(Dataset records)

****

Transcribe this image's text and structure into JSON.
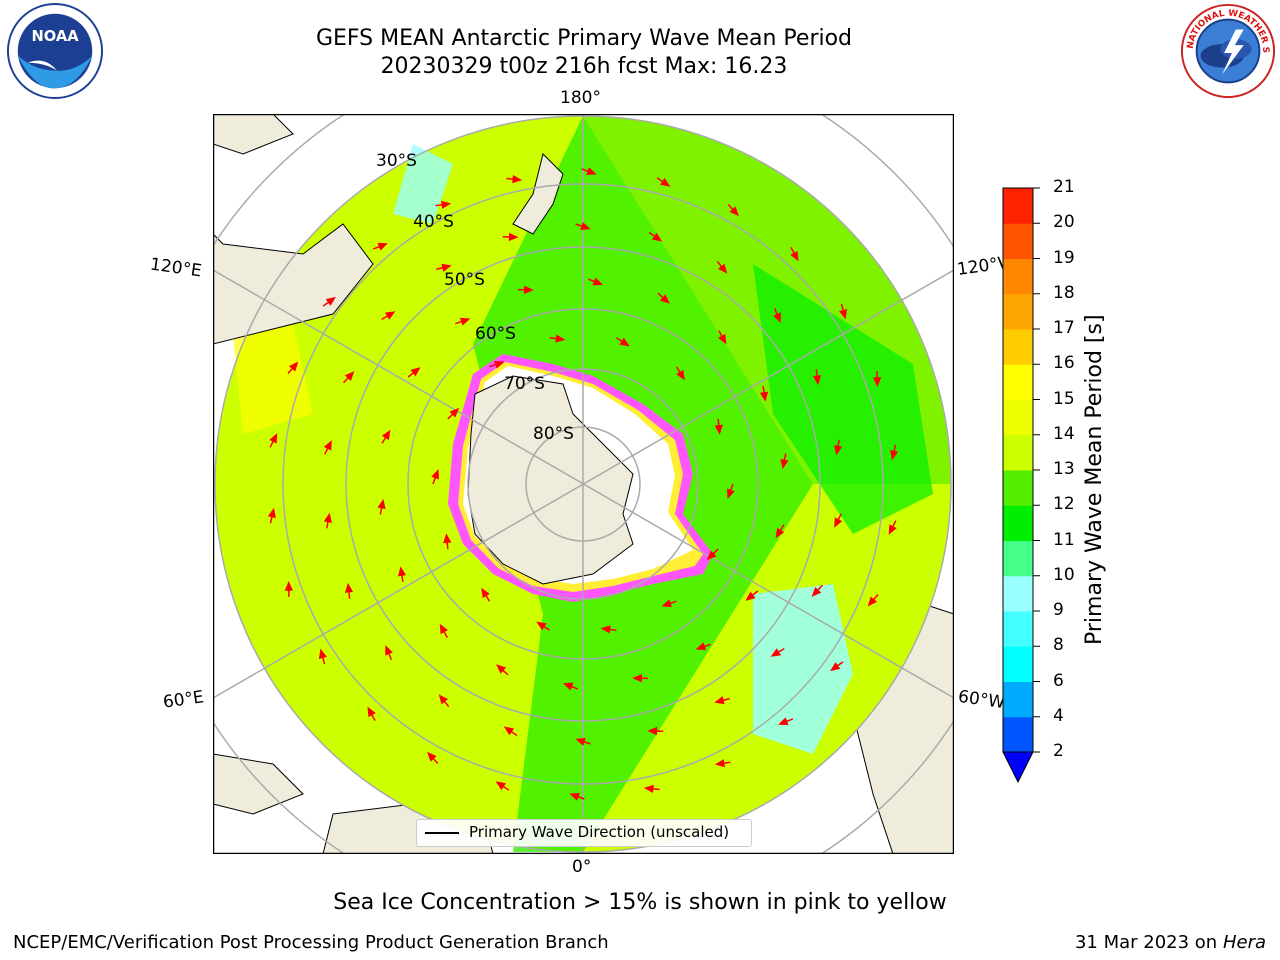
{
  "title": {
    "line1": "GEFS MEAN Antarctic Primary Wave Mean Period",
    "line2": "20230329 t00z 216h fcst   Max: 16.23"
  },
  "logos": {
    "left": "NOAA",
    "right": "NATIONAL WEATHER SERVICE"
  },
  "map": {
    "projection": "south-polar-stereographic",
    "lon_labels": {
      "top": "180°",
      "left_upper": "120°E",
      "right_upper": "120°W",
      "left_lower": "60°E",
      "right_lower": "60°W",
      "bottom": "0°"
    },
    "lat_labels": [
      "30°S",
      "40°S",
      "50°S",
      "60°S",
      "70°S",
      "80°S"
    ],
    "legend": "Primary Wave Direction (unscaled)",
    "colors": {
      "land": "#efecdc",
      "ice_low": "#ff33ff",
      "ice_high": "#ffee33"
    }
  },
  "colorbar": {
    "label": "Primary Wave Mean Period [s]",
    "ticks": [
      "2",
      "4",
      "6",
      "8",
      "9",
      "10",
      "11",
      "12",
      "13",
      "14",
      "15",
      "16",
      "17",
      "18",
      "19",
      "20",
      "21"
    ],
    "colors": [
      "#0055ff",
      "#00aaff",
      "#00ffff",
      "#44ffff",
      "#99ffff",
      "#44ff88",
      "#00ee00",
      "#55ee00",
      "#ccff00",
      "#eeff00",
      "#ffff00",
      "#ffcc00",
      "#ffa500",
      "#ff8800",
      "#ff5500",
      "#ff2200"
    ],
    "extend_color": "#0000ff"
  },
  "note": "Sea Ice Concentration > 15% is shown in pink to yellow",
  "footer": {
    "left": "NCEP/EMC/Verification Post Processing Product Generation Branch",
    "right_date": "31 Mar 2023 on",
    "right_machine": "Hera"
  }
}
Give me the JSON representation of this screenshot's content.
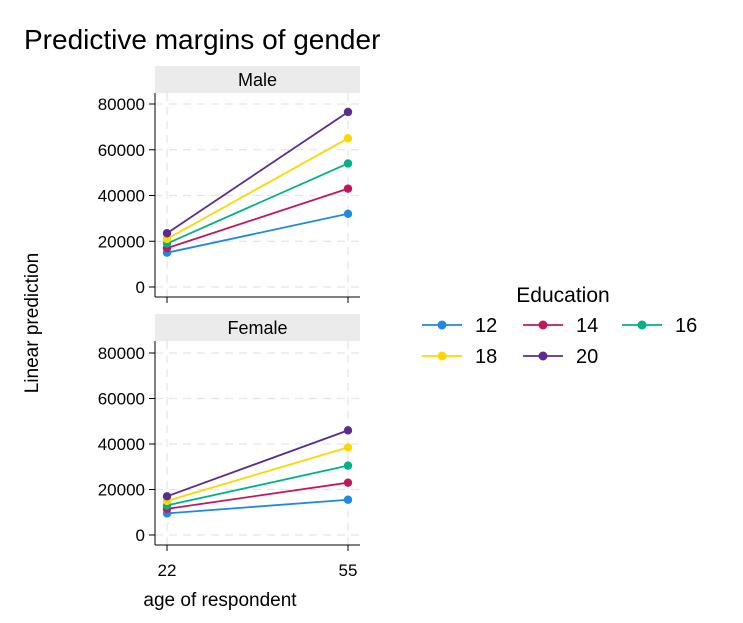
{
  "chart_data": {
    "type": "line",
    "title": "Predictive margins of gender",
    "xlabel": "age of respondent",
    "ylabel": "Linear prediction",
    "x": [
      22,
      55
    ],
    "xticks": [
      "22",
      "55"
    ],
    "ylim": [
      0,
      80000
    ],
    "yticks": [
      "0",
      "20000",
      "40000",
      "60000",
      "80000"
    ],
    "grid": true,
    "legend": {
      "title": "Education",
      "placement": "right",
      "items": [
        {
          "label": "12",
          "color": "#1e88e5"
        },
        {
          "label": "14",
          "color": "#c2185b"
        },
        {
          "label": "16",
          "color": "#00b386"
        },
        {
          "label": "18",
          "color": "#ffd700"
        },
        {
          "label": "20",
          "color": "#5b2c90"
        }
      ]
    },
    "panels": [
      {
        "label": "Male",
        "series": [
          {
            "name": "12",
            "values": [
              15000,
              32000
            ]
          },
          {
            "name": "14",
            "values": [
              17000,
              43000
            ]
          },
          {
            "name": "16",
            "values": [
              19000,
              54000
            ]
          },
          {
            "name": "18",
            "values": [
              21000,
              65000
            ]
          },
          {
            "name": "20",
            "values": [
              23500,
              76500
            ]
          }
        ]
      },
      {
        "label": "Female",
        "series": [
          {
            "name": "12",
            "values": [
              9500,
              15500
            ]
          },
          {
            "name": "14",
            "values": [
              11500,
              23000
            ]
          },
          {
            "name": "16",
            "values": [
              13000,
              30500
            ]
          },
          {
            "name": "18",
            "values": [
              15000,
              38500
            ]
          },
          {
            "name": "20",
            "values": [
              17000,
              46000
            ]
          }
        ]
      }
    ]
  }
}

****

§ **Exercise details**
Repeat the data exactly, excluding the pictures.

§ **Exercise answer**
Transcribe this image's text and structure into JSON.
{
  "title": {
    "line1": "GEFS MEAN Antarctic Primary Wave Mean Period",
    "line2": "20230329 t00z 216h fcst   Max: 16.23"
  },
  "logos": {
    "left": "NOAA",
    "right": "NATIONAL WEATHER SERVICE"
  },
  "map": {
    "projection": "south-polar-stereographic",
    "lon_labels": {
      "top": "180°",
      "left_upper": "120°E",
      "right_upper": "120°W",
      "left_lower": "60°E",
      "right_lower": "60°W",
      "bottom": "0°"
    },
    "lat_labels": [
      "30°S",
      "40°S",
      "50°S",
      "60°S",
      "70°S",
      "80°S"
    ],
    "legend": "Primary Wave Direction (unscaled)",
    "colors": {
      "land": "#efecdc",
      "ice_low": "#ff33ff",
      "ice_high": "#ffee33"
    }
  },
  "colorbar": {
    "label": "Primary Wave Mean Period [s]",
    "ticks": [
      "2",
      "4",
      "6",
      "8",
      "9",
      "10",
      "11",
      "12",
      "13",
      "14",
      "15",
      "16",
      "17",
      "18",
      "19",
      "20",
      "21"
    ],
    "colors": [
      "#0055ff",
      "#00aaff",
      "#00ffff",
      "#44ffff",
      "#99ffff",
      "#44ff88",
      "#00ee00",
      "#55ee00",
      "#ccff00",
      "#eeff00",
      "#ffff00",
      "#ffcc00",
      "#ffa500",
      "#ff8800",
      "#ff5500",
      "#ff2200"
    ],
    "extend_color": "#0000ff"
  },
  "note": "Sea Ice Concentration > 15% is shown in pink to yellow",
  "footer": {
    "left": "NCEP/EMC/Verification Post Processing Product Generation Branch",
    "right_date": "31 Mar 2023 on",
    "right_machine": "Hera"
  }
}
Give me the JSON representation of this screenshot's content.
{
  "chart_data": {
    "type": "line",
    "title": "Predictive margins of gender",
    "xlabel": "age of respondent",
    "ylabel": "Linear prediction",
    "x": [
      22,
      55
    ],
    "xticks": [
      "22",
      "55"
    ],
    "ylim": [
      0,
      80000
    ],
    "yticks": [
      "0",
      "20000",
      "40000",
      "60000",
      "80000"
    ],
    "grid": true,
    "legend": {
      "title": "Education",
      "placement": "right",
      "items": [
        {
          "label": "12",
          "color": "#1e88e5"
        },
        {
          "label": "14",
          "color": "#c2185b"
        },
        {
          "label": "16",
          "color": "#00b386"
        },
        {
          "label": "18",
          "color": "#ffd700"
        },
        {
          "label": "20",
          "color": "#5b2c90"
        }
      ]
    },
    "panels": [
      {
        "label": "Male",
        "series": [
          {
            "name": "12",
            "values": [
              15000,
              32000
            ]
          },
          {
            "name": "14",
            "values": [
              17000,
              43000
            ]
          },
          {
            "name": "16",
            "values": [
              19000,
              54000
            ]
          },
          {
            "name": "18",
            "values": [
              21000,
              65000
            ]
          },
          {
            "name": "20",
            "values": [
              23500,
              76500
            ]
          }
        ]
      },
      {
        "label": "Female",
        "series": [
          {
            "name": "12",
            "values": [
              9500,
              15500
            ]
          },
          {
            "name": "14",
            "values": [
              11500,
              23000
            ]
          },
          {
            "name": "16",
            "values": [
              13000,
              30500
            ]
          },
          {
            "name": "18",
            "values": [
              15000,
              38500
            ]
          },
          {
            "name": "20",
            "values": [
              17000,
              46000
            ]
          }
        ]
      }
    ]
  }
}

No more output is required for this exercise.